# [Request]
Check every line for the word "package" and give the number of lines where it occurs, nothing else.

# [Exercise inputs]
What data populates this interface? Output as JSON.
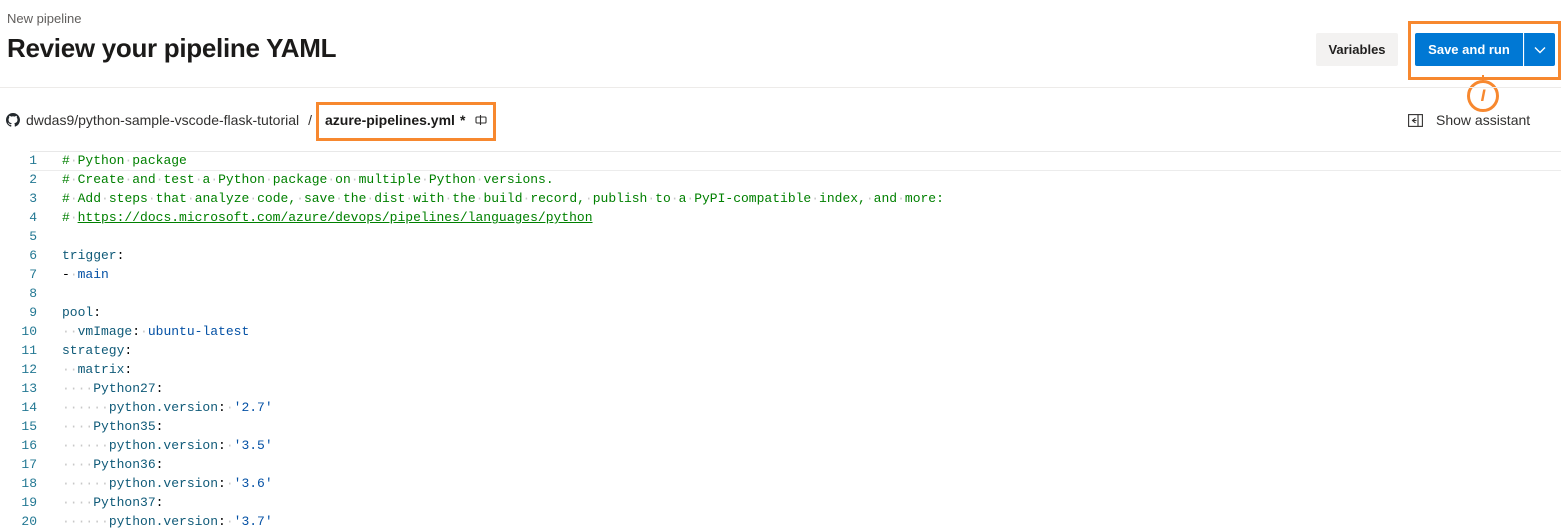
{
  "header": {
    "breadcrumb": "New pipeline",
    "title": "Review your pipeline YAML",
    "variables_label": "Variables",
    "save_run_label": "Save and run"
  },
  "annotation": {
    "callout": "I"
  },
  "repo": {
    "name": "dwdas9/python-sample-vscode-flask-tutorial",
    "separator": "/",
    "file_name": "azure-pipelines.yml",
    "modified_marker": "*"
  },
  "assistant": {
    "label": "Show assistant"
  },
  "icons": {
    "github": "github-icon",
    "rename": "rename-icon",
    "assistant": "show-assistant-icon",
    "dropdown": "chevron-down-icon"
  },
  "colors": {
    "accent": "#0078d4",
    "highlight": "#f7882f",
    "comment": "#008000"
  },
  "editor": {
    "line_numbers": [
      "1",
      "2",
      "3",
      "4",
      "5",
      "6",
      "7",
      "8",
      "9",
      "10",
      "11",
      "12",
      "13",
      "14",
      "15",
      "16",
      "17",
      "18",
      "19",
      "20"
    ],
    "lines": [
      "# Python package",
      "# Create and test a Python package on multiple Python versions.",
      "# Add steps that analyze code, save the dist with the build record, publish to a PyPI-compatible index, and more:",
      "# https://docs.microsoft.com/azure/devops/pipelines/languages/python",
      "",
      "trigger:",
      "- main",
      "",
      "pool:",
      "  vmImage: ubuntu-latest",
      "strategy:",
      "  matrix:",
      "    Python27:",
      "      python.version: '2.7'",
      "    Python35:",
      "      python.version: '3.5'",
      "    Python36:",
      "      python.version: '3.6'",
      "    Python37:",
      "      python.version: '3.7'"
    ]
  }
}
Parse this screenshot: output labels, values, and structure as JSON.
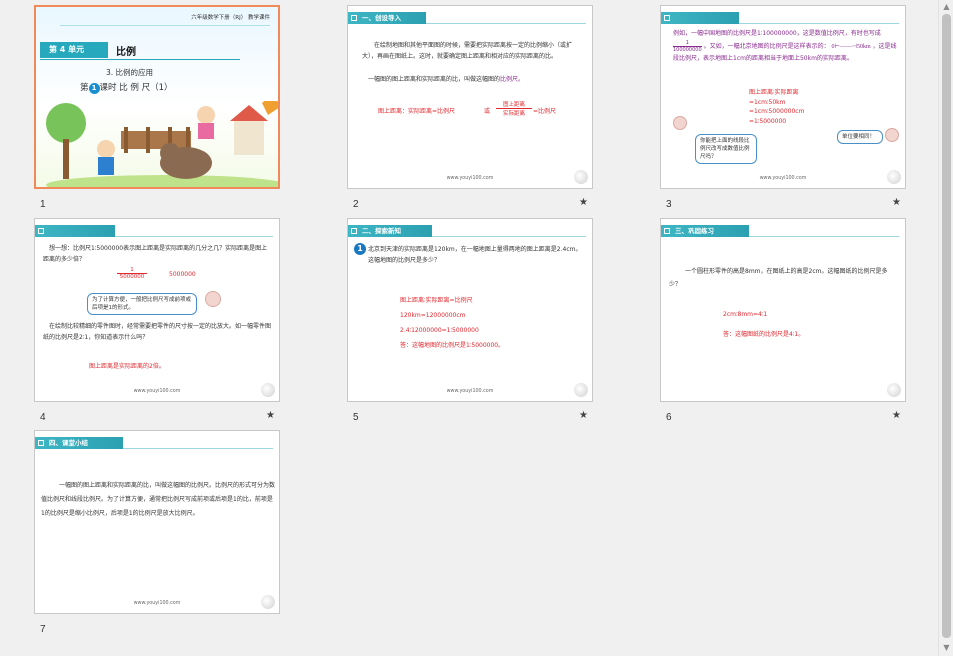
{
  "scrollbar": {
    "up": "▲",
    "down": "▼"
  },
  "slides": [
    {
      "num": "1",
      "grade": "六年级数学下册（RJ）  教学课件",
      "unit": "第 4 单元",
      "unit_name": "比例",
      "sub": "3. 比例的应用",
      "lesson_pre": "第",
      "lesson_num": "1",
      "lesson_post": "课时  比 例 尺（1）"
    },
    {
      "num": "2",
      "header": "一、创设导入",
      "p1": "在绘制地图和其他平面图的时候，需要把实际距离按一定的比例缩小（或扩大），再画在图纸上。这时，就要确定图上距离和相对应的实际距离的比。",
      "p2a": "一幅图的图上距离和实际距离的比，叫做这幅图的",
      "p2b": "比例尺。",
      "f1": "图上距离：实际距离=比例尺",
      "f_or": "或",
      "f_num": "图上距离",
      "f_den": "实际距离",
      "f_eq": "=比例尺",
      "footer": "www.youyi100.com",
      "star": "★"
    },
    {
      "num": "3",
      "p1": "例如，一幅中国地图的比例尺是1∶100000000，这是数值比例尺，有时也写成",
      "p1_num": "1",
      "p1_den": "100000000",
      "p1b": "。又如，一幅北京地图的比例尺是这样表示的：",
      "scale0": "0",
      "scale50": "50km",
      "p1c": "，这是线段比例尺，表示地图上1cm的距离相当于地面上50km的实际距离。",
      "calc": [
        "图上距离∶实际距离",
        "=1cm∶50km",
        "=1cm∶5000000cm",
        "=1∶5000000"
      ],
      "bubble1": "你能把上面的线段比例尺改写成数值比例尺吗？",
      "bubble2": "单位要相同！",
      "footer": "www.youyi100.com",
      "star": "★"
    },
    {
      "num": "4",
      "p1": "想一想：比例尺1∶5000000表示图上距离是实际距离的几分之几？实际距离是图上距离的多少倍？",
      "frac_num": "1",
      "frac_den": "5000000",
      "times": "5000000",
      "bubble": "为了计算方便，一般把比例尺写成前项或后项是1的形式。",
      "p2": "在绘制比较精细的零件图时，经常需要把零件的尺寸按一定的比放大。如一幅零件图纸的比例尺是2∶1，你知道表示什么吗？",
      "ans": "图上距离是实际距离的2倍。",
      "footer": "www.youyi100.com",
      "star": "★"
    },
    {
      "num": "5",
      "header": "二、探索新知",
      "ex_num": "1",
      "p1": "北京到天津的实际距离是120km，在一幅地图上量得两地的图上距离是2.4cm。这幅地图的比例尺是多少？",
      "lines": [
        "图上距离∶实际距离=比例尺",
        "120km=12000000cm",
        "2.4∶12000000=1∶5000000",
        "答：这幅地图的比例尺是1∶5000000。"
      ],
      "footer": "www.youyi100.com",
      "star": "★"
    },
    {
      "num": "6",
      "header": "三、巩固练习",
      "p1": "一个圆柱形零件的高是8mm，在图纸上的高是2cm。这幅图纸的比例尺是多少？",
      "lines": [
        "2cm∶8mm=4∶1",
        "答：这幅图纸的比例尺是4∶1。"
      ],
      "footer": "www.youyi100.com",
      "star": "★"
    },
    {
      "num": "7",
      "header": "四、课堂小结",
      "p1": "一幅图的图上距离和实际距离的比，叫做这幅图的比例尺。比例尺的形式可分为数值比例尺和线段比例尺。为了计算方便，通常把比例尺写成前项或后项是1的比，前项是1的比例尺是缩小比例尺，后项是1的比例尺是放大比例尺。",
      "footer": "www.youyi100.com"
    }
  ]
}
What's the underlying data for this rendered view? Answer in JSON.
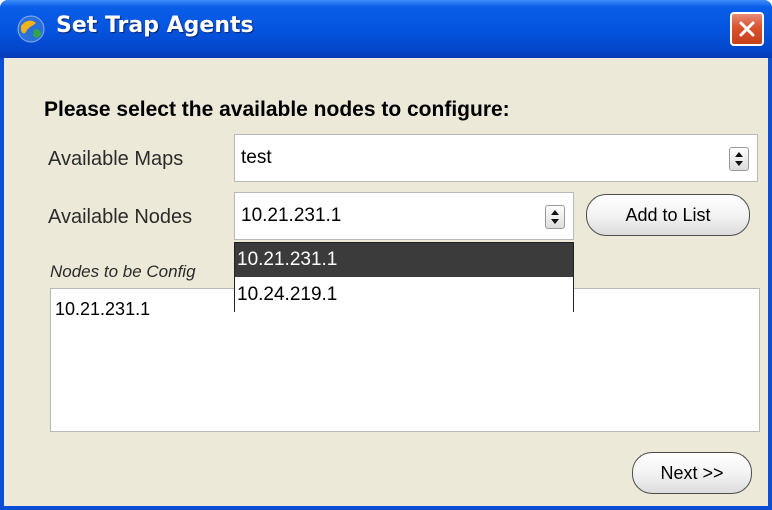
{
  "window": {
    "title": "Set Trap Agents",
    "icon": "globe-icon",
    "close_icon": "close-icon"
  },
  "form": {
    "heading": "Please select the available nodes to configure:",
    "maps_label": "Available Maps",
    "maps_value": "test",
    "nodes_label": "Available Nodes",
    "nodes_value": "10.21.231.1",
    "add_button": "Add to List",
    "list_label": "Nodes to be Config",
    "list_items": [
      "10.21.231.1"
    ],
    "dropdown_options": [
      "10.21.231.1",
      "10.24.219.1"
    ],
    "dropdown_selected_index": 0,
    "next_button": "Next >>"
  },
  "colors": {
    "titlebar": "#0554e0",
    "close_button": "#d9532f",
    "window_bg": "#ece9d8",
    "selected_option": "#3b3b3b"
  }
}
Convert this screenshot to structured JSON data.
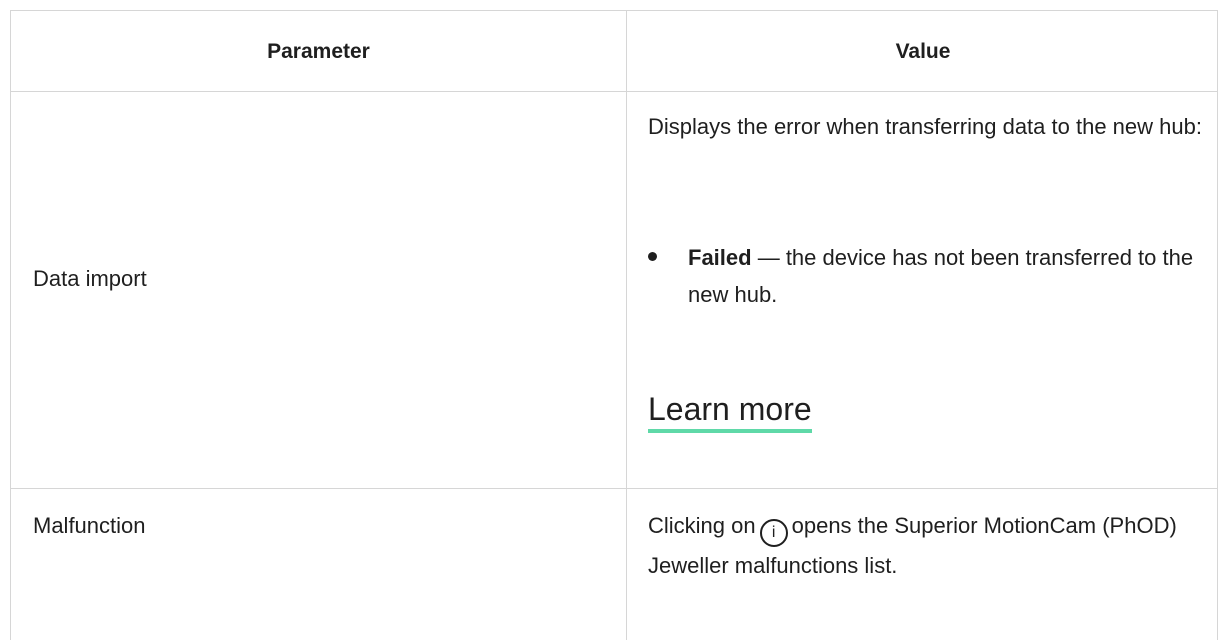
{
  "table": {
    "headers": {
      "parameter": "Parameter",
      "value": "Value"
    },
    "rows": [
      {
        "parameter": "Data import",
        "value_intro": "Displays the error when transferring data to the new hub:",
        "bullet": {
          "term": "Failed",
          "separator": " — ",
          "text": "the device has not been transferred to the new hub."
        },
        "link_label": "Learn more"
      },
      {
        "parameter": "Malfunction",
        "value_before_icon": "Clicking on",
        "icon": "info-icon",
        "icon_glyph": "i",
        "value_after_icon": "opens the Superior MotionCam (PhOD) Jeweller malfunctions list."
      }
    ]
  },
  "colors": {
    "text": "#1f1f1f",
    "border": "#d6d6d6",
    "link_underline": "#5fd9a8"
  }
}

# [Answer for this exercise]
2